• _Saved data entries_
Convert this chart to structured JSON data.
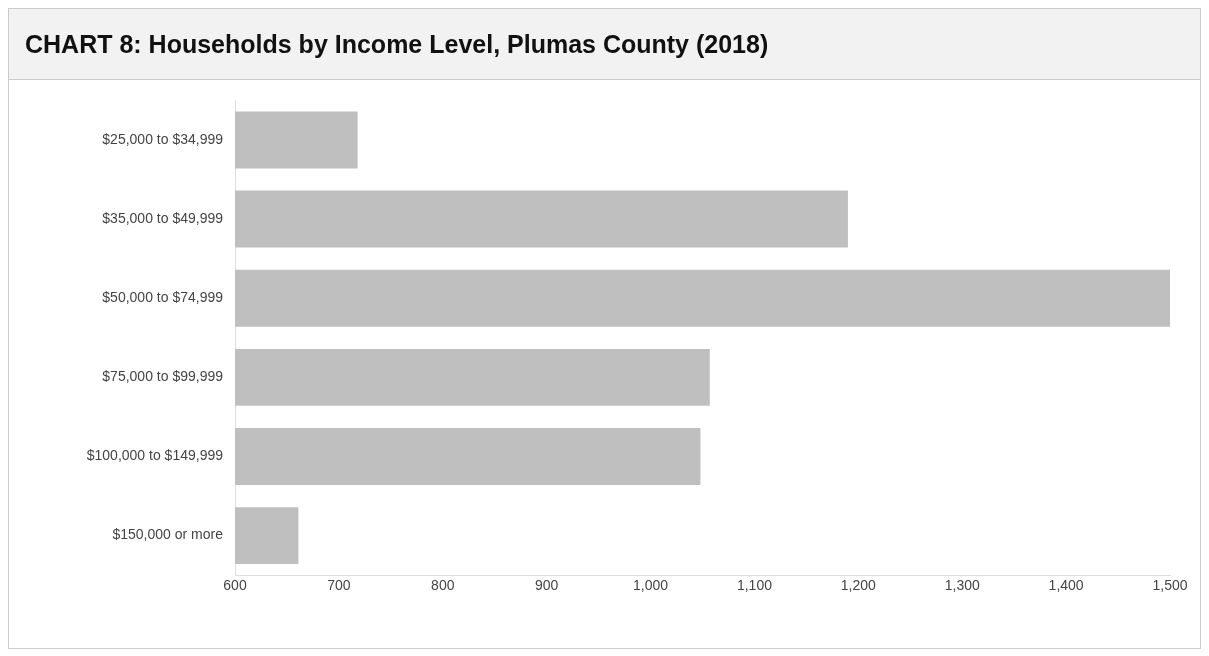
{
  "chart_data": {
    "type": "bar",
    "orientation": "horizontal",
    "title": "CHART 8: Households by Income Level, Plumas County (2018)",
    "categories": [
      "$25,000 to $34,999",
      "$35,000 to $49,999",
      "$50,000 to $74,999",
      "$75,000 to $99,999",
      "$100,000 to $149,999",
      "$150,000 or more"
    ],
    "values": [
      718,
      1190,
      1500,
      1057,
      1048,
      661
    ],
    "color": "#bfbfbf",
    "xlim": [
      600,
      1500
    ],
    "xticks": [
      600,
      700,
      800,
      900,
      {
        "value": 1000,
        "label": "1,000"
      },
      {
        "value": 1100,
        "label": "1,100"
      },
      {
        "value": 1200,
        "label": "1,200"
      },
      {
        "value": 1300,
        "label": "1,300"
      },
      {
        "value": 1400,
        "label": "1,400"
      },
      {
        "value": 1500,
        "label": "1,500"
      }
    ],
    "grid": false,
    "legend": false
  }
}
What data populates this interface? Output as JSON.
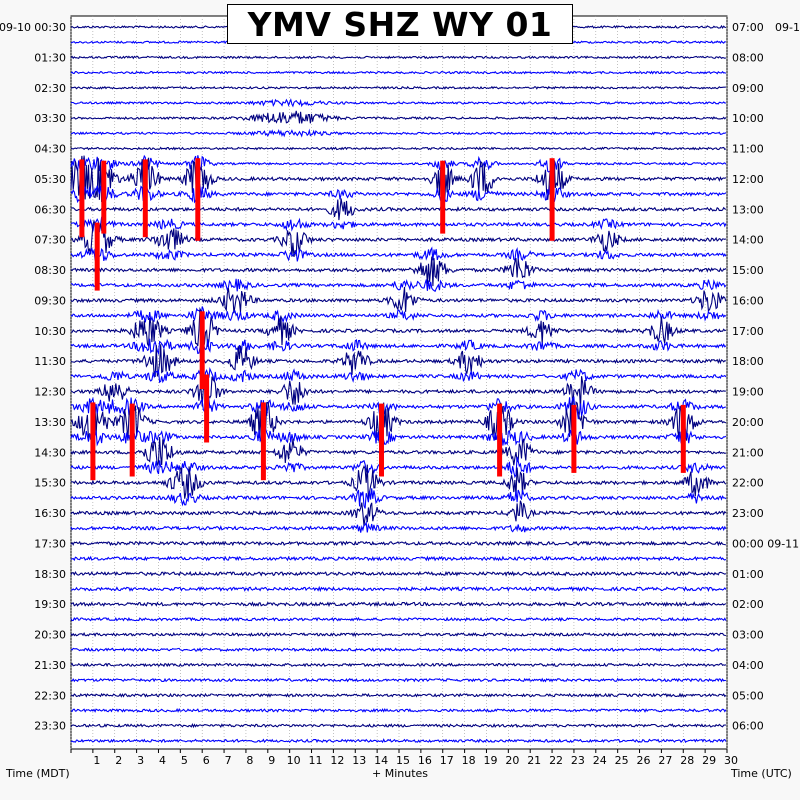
{
  "chart_data": {
    "type": "line",
    "title": "YMV SHZ WY 01",
    "left_date_label": "09-10",
    "right_date_label": "09-1",
    "right_date_change_suffix": "09-11",
    "xlabel": "+ Minutes",
    "left_axis_title": "Time (MDT)",
    "right_axis_title": "Time (UTC)",
    "xlim": [
      0,
      30
    ],
    "x_ticks": [
      1,
      2,
      3,
      4,
      5,
      6,
      7,
      8,
      9,
      10,
      11,
      12,
      13,
      14,
      15,
      16,
      17,
      18,
      19,
      20,
      21,
      22,
      23,
      24,
      25,
      26,
      27,
      28,
      29,
      30
    ],
    "rows_per_hour": 2,
    "trace_colors": [
      "#000080",
      "#0000ff",
      "#ff0000"
    ],
    "left_labels": [
      "00:30",
      "01:30",
      "02:30",
      "03:30",
      "04:30",
      "05:30",
      "06:30",
      "07:30",
      "08:30",
      "09:30",
      "10:30",
      "11:30",
      "12:30",
      "13:30",
      "14:30",
      "15:30",
      "16:30",
      "17:30",
      "18:30",
      "19:30",
      "20:30",
      "21:30",
      "22:30",
      "23:30"
    ],
    "right_labels": [
      "07:00",
      "08:00",
      "09:00",
      "10:00",
      "11:00",
      "12:00",
      "13:00",
      "14:00",
      "15:00",
      "16:00",
      "17:00",
      "18:00",
      "19:00",
      "20:00",
      "21:00",
      "22:00",
      "23:00",
      "00:00",
      "01:00",
      "02:00",
      "03:00",
      "04:00",
      "05:00",
      "06:00"
    ],
    "events": [
      {
        "row": 6,
        "minute": 10.0,
        "amp": 1.0,
        "width": 1.6
      },
      {
        "row": 10,
        "minute": 0.5,
        "amp": 3.2,
        "width": 0.6
      },
      {
        "row": 10,
        "minute": 1.5,
        "amp": 3.0,
        "width": 0.5
      },
      {
        "row": 10,
        "minute": 3.4,
        "amp": 3.2,
        "width": 0.5
      },
      {
        "row": 10,
        "minute": 5.8,
        "amp": 3.4,
        "width": 0.5
      },
      {
        "row": 10,
        "minute": 17.0,
        "amp": 3.0,
        "width": 0.4
      },
      {
        "row": 10,
        "minute": 18.8,
        "amp": 2.6,
        "width": 0.5
      },
      {
        "row": 10,
        "minute": 22.0,
        "amp": 3.4,
        "width": 0.5
      },
      {
        "row": 12,
        "minute": 12.4,
        "amp": 1.6,
        "width": 0.5
      },
      {
        "row": 14,
        "minute": 1.2,
        "amp": 2.8,
        "width": 0.6
      },
      {
        "row": 14,
        "minute": 4.5,
        "amp": 1.8,
        "width": 0.6
      },
      {
        "row": 14,
        "minute": 10.2,
        "amp": 2.4,
        "width": 0.5
      },
      {
        "row": 14,
        "minute": 24.5,
        "amp": 1.6,
        "width": 0.5
      },
      {
        "row": 16,
        "minute": 16.5,
        "amp": 2.2,
        "width": 0.6
      },
      {
        "row": 16,
        "minute": 20.5,
        "amp": 2.0,
        "width": 0.5
      },
      {
        "row": 18,
        "minute": 7.5,
        "amp": 2.0,
        "width": 0.6
      },
      {
        "row": 18,
        "minute": 15.2,
        "amp": 2.0,
        "width": 0.5
      },
      {
        "row": 18,
        "minute": 29.2,
        "amp": 1.8,
        "width": 0.5
      },
      {
        "row": 20,
        "minute": 3.5,
        "amp": 2.4,
        "width": 0.6
      },
      {
        "row": 20,
        "minute": 6.0,
        "amp": 3.2,
        "width": 0.5
      },
      {
        "row": 20,
        "minute": 9.6,
        "amp": 2.0,
        "width": 0.5
      },
      {
        "row": 20,
        "minute": 21.5,
        "amp": 1.8,
        "width": 0.5
      },
      {
        "row": 20,
        "minute": 27.0,
        "amp": 1.8,
        "width": 0.5
      },
      {
        "row": 22,
        "minute": 4.0,
        "amp": 2.4,
        "width": 0.6
      },
      {
        "row": 22,
        "minute": 7.8,
        "amp": 2.2,
        "width": 0.5
      },
      {
        "row": 22,
        "minute": 13.0,
        "amp": 2.0,
        "width": 0.5
      },
      {
        "row": 22,
        "minute": 18.2,
        "amp": 1.8,
        "width": 0.5
      },
      {
        "row": 24,
        "minute": 2.0,
        "amp": 2.0,
        "width": 0.5
      },
      {
        "row": 24,
        "minute": 6.2,
        "amp": 2.8,
        "width": 0.5
      },
      {
        "row": 24,
        "minute": 10.2,
        "amp": 2.0,
        "width": 0.5
      },
      {
        "row": 24,
        "minute": 23.2,
        "amp": 2.4,
        "width": 0.5
      },
      {
        "row": 26,
        "minute": 1.0,
        "amp": 3.2,
        "width": 0.6
      },
      {
        "row": 26,
        "minute": 2.8,
        "amp": 3.0,
        "width": 0.5
      },
      {
        "row": 26,
        "minute": 8.8,
        "amp": 3.2,
        "width": 0.5
      },
      {
        "row": 26,
        "minute": 14.2,
        "amp": 3.0,
        "width": 0.5
      },
      {
        "row": 26,
        "minute": 19.6,
        "amp": 3.0,
        "width": 0.5
      },
      {
        "row": 26,
        "minute": 23.0,
        "amp": 2.8,
        "width": 0.5
      },
      {
        "row": 26,
        "minute": 28.0,
        "amp": 2.8,
        "width": 0.5
      },
      {
        "row": 28,
        "minute": 4.0,
        "amp": 2.4,
        "width": 0.6
      },
      {
        "row": 28,
        "minute": 10.0,
        "amp": 2.0,
        "width": 0.5
      },
      {
        "row": 28,
        "minute": 20.5,
        "amp": 2.2,
        "width": 0.5
      },
      {
        "row": 30,
        "minute": 5.2,
        "amp": 2.4,
        "width": 0.6
      },
      {
        "row": 30,
        "minute": 13.5,
        "amp": 2.6,
        "width": 0.5
      },
      {
        "row": 30,
        "minute": 20.4,
        "amp": 2.2,
        "width": 0.4
      },
      {
        "row": 30,
        "minute": 28.6,
        "amp": 1.8,
        "width": 0.5
      },
      {
        "row": 32,
        "minute": 13.5,
        "amp": 1.8,
        "width": 0.5
      },
      {
        "row": 32,
        "minute": 20.5,
        "amp": 1.6,
        "width": 0.4
      }
    ]
  }
}
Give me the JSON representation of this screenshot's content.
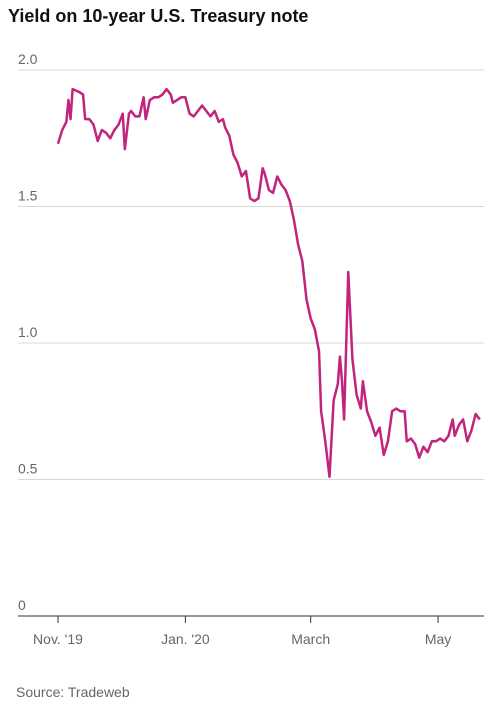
{
  "chart_data": {
    "type": "line",
    "title": "Yield on 10-year U.S. Treasury note",
    "source": "Source: Tradeweb",
    "x": [
      0,
      2,
      4,
      5,
      6,
      7,
      10,
      12,
      13,
      15,
      17,
      19,
      21,
      23,
      25,
      27,
      29,
      31,
      32,
      34,
      35,
      37,
      39,
      41,
      42,
      44,
      46,
      48,
      50,
      52,
      54,
      55,
      57,
      59,
      61,
      63,
      65,
      67,
      69,
      71,
      73,
      75,
      77,
      79,
      80,
      82,
      84,
      86,
      88,
      90,
      92,
      94,
      96,
      98,
      99,
      101,
      103,
      105,
      107,
      109,
      111,
      113,
      115,
      117,
      119,
      121,
      123,
      125,
      126,
      128,
      130,
      132,
      134,
      135,
      136,
      137,
      139,
      141,
      143,
      145,
      146,
      148,
      150,
      152,
      154,
      156,
      158,
      160,
      162,
      164,
      166,
      167,
      169,
      171,
      173,
      175,
      177,
      179,
      181,
      183,
      185,
      187,
      189,
      190,
      192,
      194,
      196,
      198,
      200,
      202
    ],
    "series": [
      {
        "name": "Yield",
        "color": "#c2237d",
        "values": [
          1.73,
          1.78,
          1.81,
          1.89,
          1.82,
          1.93,
          1.92,
          1.91,
          1.82,
          1.82,
          1.8,
          1.74,
          1.78,
          1.77,
          1.75,
          1.78,
          1.8,
          1.84,
          1.71,
          1.84,
          1.85,
          1.83,
          1.83,
          1.9,
          1.82,
          1.89,
          1.9,
          1.9,
          1.91,
          1.93,
          1.91,
          1.88,
          1.89,
          1.9,
          1.9,
          1.84,
          1.83,
          1.85,
          1.87,
          1.85,
          1.83,
          1.85,
          1.81,
          1.82,
          1.79,
          1.76,
          1.69,
          1.66,
          1.61,
          1.63,
          1.53,
          1.52,
          1.53,
          1.64,
          1.62,
          1.56,
          1.55,
          1.61,
          1.58,
          1.56,
          1.52,
          1.45,
          1.36,
          1.3,
          1.16,
          1.09,
          1.05,
          0.97,
          0.75,
          0.64,
          0.51,
          0.79,
          0.85,
          0.95,
          0.86,
          0.72,
          1.26,
          0.94,
          0.81,
          0.76,
          0.86,
          0.75,
          0.71,
          0.66,
          0.69,
          0.59,
          0.64,
          0.75,
          0.76,
          0.75,
          0.75,
          0.64,
          0.65,
          0.63,
          0.58,
          0.62,
          0.6,
          0.64,
          0.64,
          0.65,
          0.64,
          0.66,
          0.72,
          0.66,
          0.7,
          0.72,
          0.64,
          0.68,
          0.74,
          0.72
        ]
      }
    ],
    "xlim": [
      0,
      204
    ],
    "xticks": [
      {
        "value": 0,
        "label": "Nov. '19"
      },
      {
        "value": 61,
        "label": "Jan. '20"
      },
      {
        "value": 121,
        "label": "March"
      },
      {
        "value": 182,
        "label": "May"
      }
    ],
    "ylim": [
      0,
      2
    ],
    "yticks": [
      0,
      0.5,
      {
        "value": 1,
        "label": "1.0"
      },
      1.5,
      {
        "value": 2,
        "label": "2.0"
      }
    ],
    "grid": true
  }
}
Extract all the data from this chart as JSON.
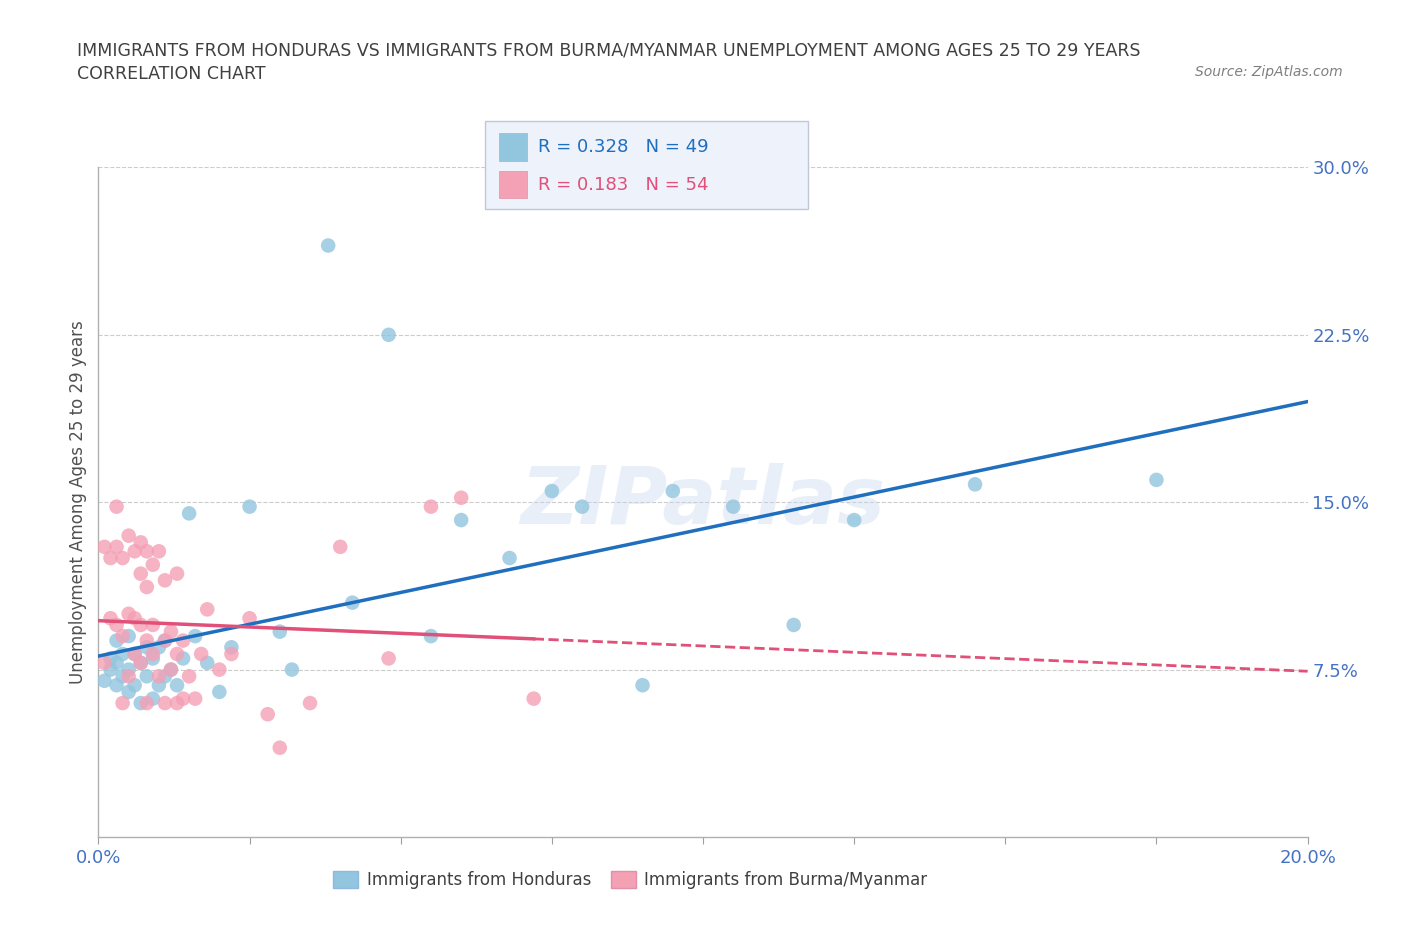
{
  "title": "IMMIGRANTS FROM HONDURAS VS IMMIGRANTS FROM BURMA/MYANMAR UNEMPLOYMENT AMONG AGES 25 TO 29 YEARS",
  "subtitle": "CORRELATION CHART",
  "source": "Source: ZipAtlas.com",
  "ylabel": "Unemployment Among Ages 25 to 29 years",
  "xlim": [
    0.0,
    0.2
  ],
  "ylim": [
    0.0,
    0.3
  ],
  "xticks": [
    0.0,
    0.025,
    0.05,
    0.075,
    0.1,
    0.125,
    0.15,
    0.175,
    0.2
  ],
  "yticks": [
    0.0,
    0.075,
    0.15,
    0.225,
    0.3
  ],
  "ytick_labels": [
    "",
    "7.5%",
    "15.0%",
    "22.5%",
    "30.0%"
  ],
  "series1_name": "Immigrants from Honduras",
  "series1_color": "#92c5de",
  "series1_line_color": "#1f6fbe",
  "series1_R": 0.328,
  "series1_N": 49,
  "series1_x": [
    0.001,
    0.002,
    0.002,
    0.003,
    0.003,
    0.003,
    0.004,
    0.004,
    0.005,
    0.005,
    0.005,
    0.006,
    0.006,
    0.007,
    0.007,
    0.008,
    0.008,
    0.009,
    0.009,
    0.01,
    0.01,
    0.011,
    0.011,
    0.012,
    0.013,
    0.014,
    0.015,
    0.016,
    0.018,
    0.02,
    0.022,
    0.025,
    0.03,
    0.032,
    0.038,
    0.042,
    0.048,
    0.055,
    0.06,
    0.068,
    0.075,
    0.08,
    0.09,
    0.095,
    0.105,
    0.115,
    0.125,
    0.145,
    0.175
  ],
  "series1_y": [
    0.07,
    0.075,
    0.08,
    0.068,
    0.078,
    0.088,
    0.072,
    0.082,
    0.065,
    0.075,
    0.09,
    0.068,
    0.082,
    0.06,
    0.078,
    0.072,
    0.085,
    0.062,
    0.08,
    0.068,
    0.085,
    0.072,
    0.088,
    0.075,
    0.068,
    0.08,
    0.145,
    0.09,
    0.078,
    0.065,
    0.085,
    0.148,
    0.092,
    0.075,
    0.265,
    0.105,
    0.225,
    0.09,
    0.142,
    0.125,
    0.155,
    0.148,
    0.068,
    0.155,
    0.148,
    0.095,
    0.142,
    0.158,
    0.16
  ],
  "series2_name": "Immigrants from Burma/Myanmar",
  "series2_color": "#f4a0b5",
  "series2_line_color": "#e05078",
  "series2_R": 0.183,
  "series2_N": 54,
  "series2_x": [
    0.001,
    0.001,
    0.002,
    0.002,
    0.003,
    0.003,
    0.003,
    0.004,
    0.004,
    0.004,
    0.005,
    0.005,
    0.005,
    0.006,
    0.006,
    0.006,
    0.007,
    0.007,
    0.007,
    0.007,
    0.008,
    0.008,
    0.008,
    0.008,
    0.009,
    0.009,
    0.009,
    0.01,
    0.01,
    0.011,
    0.011,
    0.011,
    0.012,
    0.012,
    0.013,
    0.013,
    0.013,
    0.014,
    0.014,
    0.015,
    0.016,
    0.017,
    0.018,
    0.02,
    0.022,
    0.025,
    0.028,
    0.03,
    0.035,
    0.04,
    0.048,
    0.055,
    0.06,
    0.072
  ],
  "series2_y": [
    0.078,
    0.13,
    0.098,
    0.125,
    0.095,
    0.13,
    0.148,
    0.09,
    0.125,
    0.06,
    0.135,
    0.1,
    0.072,
    0.128,
    0.098,
    0.082,
    0.132,
    0.118,
    0.095,
    0.078,
    0.128,
    0.112,
    0.088,
    0.06,
    0.122,
    0.095,
    0.082,
    0.128,
    0.072,
    0.115,
    0.088,
    0.06,
    0.092,
    0.075,
    0.082,
    0.06,
    0.118,
    0.088,
    0.062,
    0.072,
    0.062,
    0.082,
    0.102,
    0.075,
    0.082,
    0.098,
    0.055,
    0.04,
    0.06,
    0.13,
    0.08,
    0.148,
    0.152,
    0.062
  ],
  "watermark": "ZIPatlas",
  "background_color": "#ffffff",
  "grid_color": "#cccccc",
  "title_color": "#404040",
  "tick_color": "#4472c4"
}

• _Written problem_
In the entries above, identify each line that includes the string "JSON", then copy it.

• _Reply_
Convert this chart to structured JSON data.
What data populates this interface? Output as JSON.
Give me the JSON representation of this screenshot's content.
Extract all the data from this chart as JSON.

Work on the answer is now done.